§ ЗАДАНИЕ: Воспроизведите без изменений часть текста о Клавдии Шульженко от слов «Выслушав от представителей» до слов «и внеконцертную деятельность.».

§ ФРАГМЕНТ ТЕКСТА:

Действительно, мне не посчастливилось послушать ни ее распевки, ни репетиционного пения, но микрофонная версия ее живого исполнения была вполне на уровне. И значительная часть публики приходила на проводимые в области концерты (преимущественно в стадионном формате) исключительно ради того, чтобы послушать своего многолетнего кумира, и было этим зрителям/слушателям, естественно, тоже немало лет. Да что там рядовая публика, когда немолодой (а мне тогда казавшийся довольно старым) заместитель директора Кировоградской областной филармонии А.И.Елисаветский, который на своем веку поработал с огромным количеством знаменитостей разных калибров и жанров, в придачу к нашему обкомовскому букету, купил за свои деньги еще один большущий, личный, с которыми мы на кировоградском вокзале встречали Клавдию Ивановну. Этот Еле-Еле-Советский (прозвище, которое не совсем безосновательно дали Елисаветскому коллеги) филармонический волк еле сдерживал свое волнение, спеша к поезду, и тем более во время встречи на перроне великой артистки, которую можно было считать одним из символов культурной жизни советской эпохи.

Выслушав от представителей обеих принимающих организаций (обкома комсомола и облфилармонии) высокопарные слова о счастье, привалившем жителям Кировоградщины благодаря ее приезду, Клавдия Ивановна как-то непринужденно и буднично понизила градус официоза и высокопарности, начав расспрашивать о местных базарных ценах на овощи-фрукты-ягоды, что, как ни странно, показалось мне признаком врожденной интеллигентности, которой так не хватает в сегодняшнем шоу-бизнесе, раскручивающем фишку под названием «гламур». Своей антигламурностью бывшая гимназистка Шульженко очень меня к себе расположила. Через эту призму я потом рассматривал всю ее сценическую и внеконцертную деятельность.

В отличие от «едущих на ярмарку» молодых, еще «голодных» артистов, она выглядела «большой остывающей звездой», испускавшей ровный холодный свет, который, тем не менее, всё еще грел немалое количество поклоняющихся ей фанатов. Ей не нужны уже были дефициты баз и хапчиков. Она была выше той бытовой суеты, которая одолевала еще «ненаевшихся» коллег. И, мне кажется, не потому, что у нее уже всё было, а, наверное, оттого, что с ней уже всё было. Её взгляд был не отрешенно-холодным и уставшим, а, скорее, мудро-умиротворенным. Взгляд любящей бабушки, присматривающей за резвящимися внуками. До личной встречи с артисткой я безуспешно пытался постичь феномен почитания Шульженко (в т.ч. со стороны моей матери). Я не стал ее верным почитателем и после кировоградских гастролей артистки. Однако я стал понимать и уважать ее поклонников, экстраполируя эти чувства на отношение ко многим прочим фанам артистов ее стилевого ряда и времени – Леонида Утесова, Людмилу Русланову, Вадима Козина, Петра Лещенко, Александра Вертинского. При случае я уже по-другому смотрел и слушал этих выдающихся исполнителей советского средневековья (имеется в виду всего лишь срединный период советской эпохи, без каких-либо намеков на мрачные и тяжелые нравы), начал по-новому открывать их для себя и даже получать определенное эстетическое наслаждение. И за это я остался Клавдии Ивановне премного благодарен, хотя и общался я с ней не много, по сравнению с другими артистами.

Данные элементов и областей
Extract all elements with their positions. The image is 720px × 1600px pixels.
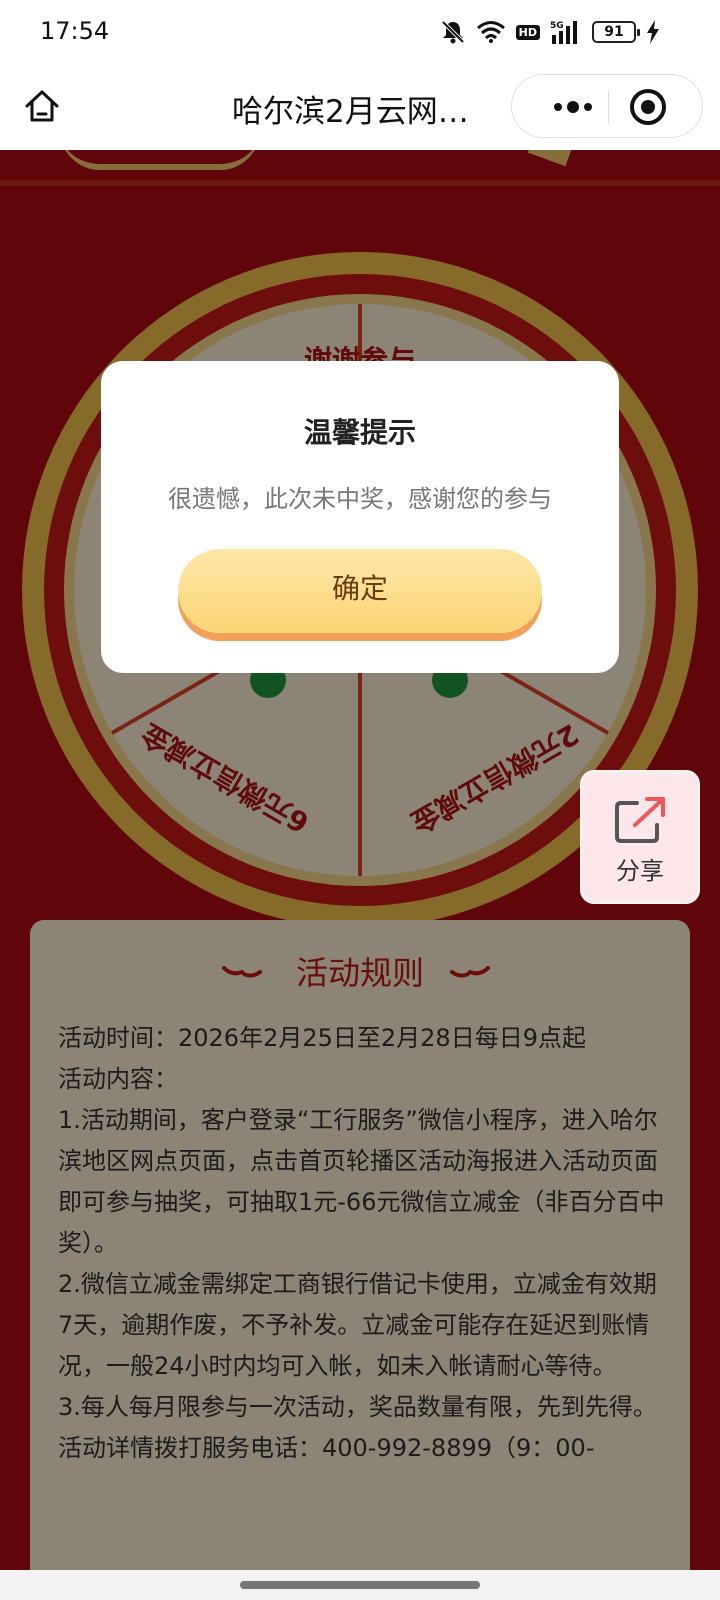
dialog-message: 很遗憾，此次未中奖，感谢您的参与 bbox=[168, 485, 552, 513]
status-bar: 17:54 HD 5G 91 bbox=[0, 0, 720, 64]
capsule-menu bbox=[511, 74, 703, 138]
close-miniprogram-icon[interactable] bbox=[630, 89, 666, 125]
mute-icon bbox=[441, 20, 465, 44]
status-icons: HD 5G 91 bbox=[440, 18, 660, 46]
capsule-divider bbox=[608, 91, 609, 123]
result-dialog: 温馨提示 很遗憾，此次未中奖，感谢您的参与 确定 bbox=[101, 361, 619, 673]
battery-icon: 91 bbox=[592, 21, 640, 43]
wifi-icon bbox=[476, 21, 505, 43]
mini-program-navbar: 哈尔滨2月云网… bbox=[0, 64, 720, 150]
status-time: 17:54 bbox=[40, 17, 110, 45]
charging-icon bbox=[647, 20, 659, 44]
page-title: 哈尔滨2月云网… bbox=[232, 94, 469, 130]
more-icon[interactable] bbox=[538, 75, 608, 139]
confirm-button[interactable]: 确定 bbox=[178, 549, 542, 633]
dialog-title: 温馨提示 bbox=[303, 416, 416, 449]
share-button[interactable]: 分享 bbox=[580, 770, 700, 904]
svg-text:5G: 5G bbox=[550, 21, 564, 31]
home-indicator[interactable] bbox=[240, 1581, 480, 1589]
share-label: 分享 bbox=[616, 857, 664, 885]
hd-icon: HD bbox=[515, 24, 540, 40]
signal-icon: 5G bbox=[550, 21, 577, 44]
gesture-bar bbox=[0, 1570, 720, 1600]
home-icon[interactable] bbox=[22, 86, 62, 126]
share-icon bbox=[615, 797, 665, 843]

§ РЕШЕНИЕ ЗАДАНИЯ:
Выслушав от представителей обеих принимающих организаций (обкома комсомола и облфилармонии) высокопарные слова о счастье, привалившем жителям Кировоградщины благодаря ее приезду, Клавдия Ивановна как-то непринужденно и буднично понизила градус официоза и высокопарности, начав расспрашивать о местных базарных ценах на овощи-фрукты-ягоды, что, как ни странно, показалось мне признаком врожденной интеллигентности, которой так не хватает в сегодняшнем шоу-бизнесе, раскручивающем фишку под названием «гламур». Своей антигламурностью бывшая гимназистка Шульженко очень меня к себе расположила. Через эту призму я потом рассматривал всю ее сценическую и внеконцертную деятельность.